§ **Written problem**
Find every line containing the word "copy" and report the count, nothing more.

§ **Data provided**
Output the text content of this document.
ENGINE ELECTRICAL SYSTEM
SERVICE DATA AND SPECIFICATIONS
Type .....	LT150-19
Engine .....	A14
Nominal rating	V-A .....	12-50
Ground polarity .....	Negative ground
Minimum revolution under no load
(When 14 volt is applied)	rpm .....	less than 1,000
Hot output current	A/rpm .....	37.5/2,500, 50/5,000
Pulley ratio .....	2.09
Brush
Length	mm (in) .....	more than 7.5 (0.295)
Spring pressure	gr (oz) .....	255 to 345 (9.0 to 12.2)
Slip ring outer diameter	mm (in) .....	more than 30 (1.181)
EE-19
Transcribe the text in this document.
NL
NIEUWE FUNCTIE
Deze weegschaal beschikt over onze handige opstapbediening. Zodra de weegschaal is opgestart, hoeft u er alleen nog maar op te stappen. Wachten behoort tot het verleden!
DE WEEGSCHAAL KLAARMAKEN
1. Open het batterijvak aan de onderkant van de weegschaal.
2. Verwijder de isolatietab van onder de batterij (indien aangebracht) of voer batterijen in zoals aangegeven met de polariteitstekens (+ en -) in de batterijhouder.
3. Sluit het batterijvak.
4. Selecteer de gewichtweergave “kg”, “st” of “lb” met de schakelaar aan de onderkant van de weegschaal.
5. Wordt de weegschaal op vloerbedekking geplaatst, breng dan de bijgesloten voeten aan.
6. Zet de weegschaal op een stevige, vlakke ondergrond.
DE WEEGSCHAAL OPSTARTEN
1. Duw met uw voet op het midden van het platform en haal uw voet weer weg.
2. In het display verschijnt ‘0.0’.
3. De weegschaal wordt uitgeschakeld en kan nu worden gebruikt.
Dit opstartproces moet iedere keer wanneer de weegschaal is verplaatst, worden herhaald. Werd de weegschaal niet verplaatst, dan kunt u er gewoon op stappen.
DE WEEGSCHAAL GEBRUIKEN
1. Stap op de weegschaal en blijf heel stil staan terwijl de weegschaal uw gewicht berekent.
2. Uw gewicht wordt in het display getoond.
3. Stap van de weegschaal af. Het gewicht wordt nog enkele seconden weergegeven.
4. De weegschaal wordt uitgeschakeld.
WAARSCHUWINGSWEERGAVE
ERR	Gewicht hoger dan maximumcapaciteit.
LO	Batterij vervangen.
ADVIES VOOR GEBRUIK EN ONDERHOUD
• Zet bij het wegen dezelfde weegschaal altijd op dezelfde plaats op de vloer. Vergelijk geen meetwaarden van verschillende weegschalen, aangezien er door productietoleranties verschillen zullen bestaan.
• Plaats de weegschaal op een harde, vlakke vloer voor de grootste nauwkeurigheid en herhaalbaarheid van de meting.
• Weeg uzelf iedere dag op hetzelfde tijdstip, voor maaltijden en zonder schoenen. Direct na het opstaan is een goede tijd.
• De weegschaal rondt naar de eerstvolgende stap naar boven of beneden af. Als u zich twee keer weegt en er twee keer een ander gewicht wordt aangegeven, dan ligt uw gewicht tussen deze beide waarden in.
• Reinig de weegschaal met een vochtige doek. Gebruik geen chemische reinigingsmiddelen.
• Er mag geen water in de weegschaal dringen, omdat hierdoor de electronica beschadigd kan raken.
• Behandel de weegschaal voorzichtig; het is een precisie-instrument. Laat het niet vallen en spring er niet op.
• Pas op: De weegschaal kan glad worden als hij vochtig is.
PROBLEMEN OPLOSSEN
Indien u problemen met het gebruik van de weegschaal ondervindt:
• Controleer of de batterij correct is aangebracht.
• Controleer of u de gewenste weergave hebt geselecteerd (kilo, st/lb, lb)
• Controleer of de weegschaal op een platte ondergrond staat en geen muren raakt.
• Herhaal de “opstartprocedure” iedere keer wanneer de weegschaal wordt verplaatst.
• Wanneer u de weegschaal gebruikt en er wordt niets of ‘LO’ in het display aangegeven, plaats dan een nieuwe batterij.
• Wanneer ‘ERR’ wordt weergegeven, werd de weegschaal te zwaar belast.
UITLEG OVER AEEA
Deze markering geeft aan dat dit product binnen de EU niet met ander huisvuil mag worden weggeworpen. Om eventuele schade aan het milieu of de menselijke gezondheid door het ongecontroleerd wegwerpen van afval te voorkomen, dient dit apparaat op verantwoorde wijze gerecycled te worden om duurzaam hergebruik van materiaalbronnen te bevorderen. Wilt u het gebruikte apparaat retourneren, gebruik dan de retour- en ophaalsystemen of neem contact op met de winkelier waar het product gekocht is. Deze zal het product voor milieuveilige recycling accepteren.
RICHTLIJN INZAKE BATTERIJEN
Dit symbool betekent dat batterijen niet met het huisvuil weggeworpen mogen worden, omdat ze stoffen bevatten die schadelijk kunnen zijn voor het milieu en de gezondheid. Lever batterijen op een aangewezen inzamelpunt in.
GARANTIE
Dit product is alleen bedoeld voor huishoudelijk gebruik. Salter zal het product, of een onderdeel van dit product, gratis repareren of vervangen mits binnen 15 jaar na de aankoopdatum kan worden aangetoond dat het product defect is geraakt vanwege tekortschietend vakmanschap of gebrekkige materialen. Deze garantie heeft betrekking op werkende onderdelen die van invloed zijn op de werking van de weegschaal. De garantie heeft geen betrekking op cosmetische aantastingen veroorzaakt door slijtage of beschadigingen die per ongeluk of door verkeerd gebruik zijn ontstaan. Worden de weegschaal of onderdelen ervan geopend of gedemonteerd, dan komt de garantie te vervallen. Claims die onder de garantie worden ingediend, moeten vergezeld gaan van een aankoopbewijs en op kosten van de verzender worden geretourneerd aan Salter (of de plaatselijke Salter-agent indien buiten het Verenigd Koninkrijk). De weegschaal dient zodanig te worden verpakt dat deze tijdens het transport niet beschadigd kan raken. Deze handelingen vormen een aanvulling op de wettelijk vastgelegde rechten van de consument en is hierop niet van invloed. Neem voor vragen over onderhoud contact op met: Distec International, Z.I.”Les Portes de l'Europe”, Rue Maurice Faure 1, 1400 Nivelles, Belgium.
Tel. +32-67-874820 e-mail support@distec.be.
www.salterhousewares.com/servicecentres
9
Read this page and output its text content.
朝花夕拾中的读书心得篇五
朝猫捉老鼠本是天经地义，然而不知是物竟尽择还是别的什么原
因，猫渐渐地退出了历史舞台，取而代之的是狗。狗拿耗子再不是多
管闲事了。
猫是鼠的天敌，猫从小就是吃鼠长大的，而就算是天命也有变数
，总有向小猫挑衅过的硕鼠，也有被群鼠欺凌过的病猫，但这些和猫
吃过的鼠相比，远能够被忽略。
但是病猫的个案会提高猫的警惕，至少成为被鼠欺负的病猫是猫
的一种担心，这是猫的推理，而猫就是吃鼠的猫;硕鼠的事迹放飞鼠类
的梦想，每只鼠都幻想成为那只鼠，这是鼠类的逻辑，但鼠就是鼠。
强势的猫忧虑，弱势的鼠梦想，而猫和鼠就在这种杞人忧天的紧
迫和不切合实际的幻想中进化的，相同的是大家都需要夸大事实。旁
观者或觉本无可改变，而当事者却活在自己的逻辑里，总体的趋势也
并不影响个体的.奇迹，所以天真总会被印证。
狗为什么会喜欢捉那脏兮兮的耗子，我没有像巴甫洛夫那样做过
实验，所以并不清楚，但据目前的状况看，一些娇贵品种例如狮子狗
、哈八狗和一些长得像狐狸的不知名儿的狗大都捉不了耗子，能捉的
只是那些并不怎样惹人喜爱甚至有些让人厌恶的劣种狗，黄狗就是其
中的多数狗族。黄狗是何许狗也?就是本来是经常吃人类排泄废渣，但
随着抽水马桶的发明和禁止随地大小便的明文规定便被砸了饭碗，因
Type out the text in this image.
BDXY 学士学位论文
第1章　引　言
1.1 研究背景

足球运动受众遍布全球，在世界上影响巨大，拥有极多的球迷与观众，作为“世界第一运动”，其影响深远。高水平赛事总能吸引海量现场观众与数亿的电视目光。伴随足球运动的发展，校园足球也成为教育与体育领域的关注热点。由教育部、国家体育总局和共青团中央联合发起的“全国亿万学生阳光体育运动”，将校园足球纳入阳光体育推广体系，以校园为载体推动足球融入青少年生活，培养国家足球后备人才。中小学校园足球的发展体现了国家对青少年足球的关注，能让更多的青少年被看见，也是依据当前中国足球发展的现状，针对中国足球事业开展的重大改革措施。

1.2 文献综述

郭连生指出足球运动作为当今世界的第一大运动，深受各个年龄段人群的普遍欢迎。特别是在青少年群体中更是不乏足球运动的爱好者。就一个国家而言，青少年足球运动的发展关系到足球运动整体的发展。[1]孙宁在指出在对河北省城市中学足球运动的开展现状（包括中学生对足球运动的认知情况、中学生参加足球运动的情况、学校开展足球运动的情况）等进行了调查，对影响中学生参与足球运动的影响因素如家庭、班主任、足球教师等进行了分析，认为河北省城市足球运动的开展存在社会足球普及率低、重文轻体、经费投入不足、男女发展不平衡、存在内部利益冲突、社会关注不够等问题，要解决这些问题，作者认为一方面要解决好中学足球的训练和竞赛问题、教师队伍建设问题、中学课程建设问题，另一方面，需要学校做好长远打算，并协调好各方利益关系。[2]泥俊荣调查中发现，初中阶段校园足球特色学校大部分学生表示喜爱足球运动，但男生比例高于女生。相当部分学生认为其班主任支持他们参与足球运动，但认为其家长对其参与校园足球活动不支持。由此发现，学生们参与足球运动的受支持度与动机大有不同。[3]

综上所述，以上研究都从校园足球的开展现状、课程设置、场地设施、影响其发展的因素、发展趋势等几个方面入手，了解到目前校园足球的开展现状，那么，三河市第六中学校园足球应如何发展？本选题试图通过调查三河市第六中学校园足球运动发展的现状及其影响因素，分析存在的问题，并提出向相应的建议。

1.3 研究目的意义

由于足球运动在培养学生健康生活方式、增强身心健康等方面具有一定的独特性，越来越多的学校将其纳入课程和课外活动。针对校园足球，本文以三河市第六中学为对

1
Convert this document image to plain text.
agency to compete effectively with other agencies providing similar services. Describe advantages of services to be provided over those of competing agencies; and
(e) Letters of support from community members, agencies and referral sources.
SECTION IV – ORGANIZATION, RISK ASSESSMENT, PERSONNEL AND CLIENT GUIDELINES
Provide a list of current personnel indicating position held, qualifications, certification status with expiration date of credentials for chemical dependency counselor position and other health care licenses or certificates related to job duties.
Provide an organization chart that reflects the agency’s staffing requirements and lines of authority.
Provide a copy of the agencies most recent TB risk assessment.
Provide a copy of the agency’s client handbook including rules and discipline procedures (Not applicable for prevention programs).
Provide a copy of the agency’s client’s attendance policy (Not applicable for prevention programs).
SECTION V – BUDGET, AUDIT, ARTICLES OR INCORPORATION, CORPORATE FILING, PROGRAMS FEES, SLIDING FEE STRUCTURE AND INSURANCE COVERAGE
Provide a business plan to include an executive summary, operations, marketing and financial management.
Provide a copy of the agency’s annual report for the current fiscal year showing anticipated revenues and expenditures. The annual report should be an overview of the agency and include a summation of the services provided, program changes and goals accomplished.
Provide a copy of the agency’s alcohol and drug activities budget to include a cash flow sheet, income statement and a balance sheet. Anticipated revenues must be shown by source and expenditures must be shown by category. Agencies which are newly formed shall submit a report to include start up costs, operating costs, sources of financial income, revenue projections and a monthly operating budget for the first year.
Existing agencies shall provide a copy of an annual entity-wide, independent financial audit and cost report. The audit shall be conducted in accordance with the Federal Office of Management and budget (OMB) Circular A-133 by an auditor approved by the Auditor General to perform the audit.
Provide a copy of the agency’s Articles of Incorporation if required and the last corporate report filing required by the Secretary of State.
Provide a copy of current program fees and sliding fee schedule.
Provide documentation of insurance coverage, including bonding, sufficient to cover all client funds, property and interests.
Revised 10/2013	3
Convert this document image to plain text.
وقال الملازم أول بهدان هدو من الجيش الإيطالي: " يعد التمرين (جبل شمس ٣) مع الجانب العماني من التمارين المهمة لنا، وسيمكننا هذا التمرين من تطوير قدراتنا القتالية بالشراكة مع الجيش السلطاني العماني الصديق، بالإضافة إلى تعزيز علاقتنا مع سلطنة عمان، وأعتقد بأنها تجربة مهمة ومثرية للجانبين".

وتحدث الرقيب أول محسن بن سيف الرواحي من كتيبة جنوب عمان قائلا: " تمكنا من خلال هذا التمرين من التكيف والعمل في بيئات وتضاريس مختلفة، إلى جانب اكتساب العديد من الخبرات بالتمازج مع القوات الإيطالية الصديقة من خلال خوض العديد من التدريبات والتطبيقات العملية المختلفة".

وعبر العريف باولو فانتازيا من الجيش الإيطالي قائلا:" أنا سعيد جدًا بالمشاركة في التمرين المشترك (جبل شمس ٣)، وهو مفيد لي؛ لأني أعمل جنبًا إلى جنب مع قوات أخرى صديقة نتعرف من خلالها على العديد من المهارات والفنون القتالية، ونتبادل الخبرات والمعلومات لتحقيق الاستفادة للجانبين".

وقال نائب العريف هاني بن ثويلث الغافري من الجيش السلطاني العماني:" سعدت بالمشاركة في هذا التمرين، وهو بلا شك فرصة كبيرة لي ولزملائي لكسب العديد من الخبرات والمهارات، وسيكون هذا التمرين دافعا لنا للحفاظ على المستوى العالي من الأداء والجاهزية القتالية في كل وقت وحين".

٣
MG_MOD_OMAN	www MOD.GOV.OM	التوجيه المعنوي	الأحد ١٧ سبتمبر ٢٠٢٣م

§ **Solution to the exercise**
8